◆ **AVAILABLE RECORDS**:
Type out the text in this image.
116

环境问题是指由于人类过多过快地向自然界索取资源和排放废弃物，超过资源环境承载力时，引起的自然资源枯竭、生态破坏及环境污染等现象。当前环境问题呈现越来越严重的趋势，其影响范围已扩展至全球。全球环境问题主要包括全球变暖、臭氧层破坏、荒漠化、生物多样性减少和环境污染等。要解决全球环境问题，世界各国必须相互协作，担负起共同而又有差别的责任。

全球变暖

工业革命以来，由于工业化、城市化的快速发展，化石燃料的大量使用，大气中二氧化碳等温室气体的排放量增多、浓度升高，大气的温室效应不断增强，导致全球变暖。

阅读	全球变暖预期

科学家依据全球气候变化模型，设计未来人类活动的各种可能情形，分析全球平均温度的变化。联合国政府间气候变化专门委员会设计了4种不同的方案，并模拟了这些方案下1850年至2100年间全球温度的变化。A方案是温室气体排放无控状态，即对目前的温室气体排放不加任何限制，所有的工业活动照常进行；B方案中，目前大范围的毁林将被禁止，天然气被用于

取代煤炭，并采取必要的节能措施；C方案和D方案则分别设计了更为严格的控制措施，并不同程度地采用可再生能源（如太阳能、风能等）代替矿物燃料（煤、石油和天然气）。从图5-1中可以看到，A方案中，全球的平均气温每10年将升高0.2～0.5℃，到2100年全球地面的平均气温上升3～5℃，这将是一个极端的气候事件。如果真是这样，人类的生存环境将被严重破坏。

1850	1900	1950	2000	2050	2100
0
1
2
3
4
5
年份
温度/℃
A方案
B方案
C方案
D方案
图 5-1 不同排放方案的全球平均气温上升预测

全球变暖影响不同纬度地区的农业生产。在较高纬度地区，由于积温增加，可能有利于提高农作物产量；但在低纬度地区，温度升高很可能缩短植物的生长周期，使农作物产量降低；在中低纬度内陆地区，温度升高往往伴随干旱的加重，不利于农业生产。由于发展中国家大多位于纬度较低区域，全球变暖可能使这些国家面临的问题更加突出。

◆ **WORK TO DO**: Write the whole listing out again. Keep every line exactly as it is.

◆ **SOLUTION TO THIS PROBLEM**:
Type out the text in this image.
116

环境问题是指由于人类过多过快地向自然界索取资源和排放废弃物，超过资源环境承载力时，引起的自然资源枯竭、生态破坏及环境污染等现象。当前环境问题呈现越来越严重的趋势，其影响范围已扩展至全球。全球环境问题主要包括全球变暖、臭氧层破坏、荒漠化、生物多样性减少和环境污染等。要解决全球环境问题，世界各国必须相互协作，担负起共同而又有差别的责任。

全球变暖

工业革命以来，由于工业化、城市化的快速发展，化石燃料的大量使用，大气中二氧化碳等温室气体的排放量增多、浓度升高，大气的温室效应不断增强，导致全球变暖。

阅读	全球变暖预期

科学家依据全球气候变化模型，设计未来人类活动的各种可能情形，分析全球平均温度的变化。联合国政府间气候变化专门委员会设计了4种不同的方案，并模拟了这些方案下1850年至2100年间全球温度的变化。A方案是温室气体排放无控状态，即对目前的温室气体排放不加任何限制，所有的工业活动照常进行；B方案中，目前大范围的毁林将被禁止，天然气被用于

取代煤炭，并采取必要的节能措施；C方案和D方案则分别设计了更为严格的控制措施，并不同程度地采用可再生能源（如太阳能、风能等）代替矿物燃料（煤、石油和天然气）。从图5-1中可以看到，A方案中，全球的平均气温每10年将升高0.2～0.5℃，到2100年全球地面的平均气温上升3～5℃，这将是一个极端的气候事件。如果真是这样，人类的生存环境将被严重破坏。

1850	1900	1950	2000	2050	2100
0
1
2
3
4
5
年份
温度/℃
A方案
B方案
C方案
D方案
图 5-1 不同排放方案的全球平均气温上升预测

全球变暖影响不同纬度地区的农业生产。在较高纬度地区，由于积温增加，可能有利于提高农作物产量；但在低纬度地区，温度升高很可能缩短植物的生长周期，使农作物产量降低；在中低纬度内陆地区，温度升高往往伴随干旱的加重，不利于农业生产。由于发展中国家大多位于纬度较低区域，全球变暖可能使这些国家面临的问题更加突出。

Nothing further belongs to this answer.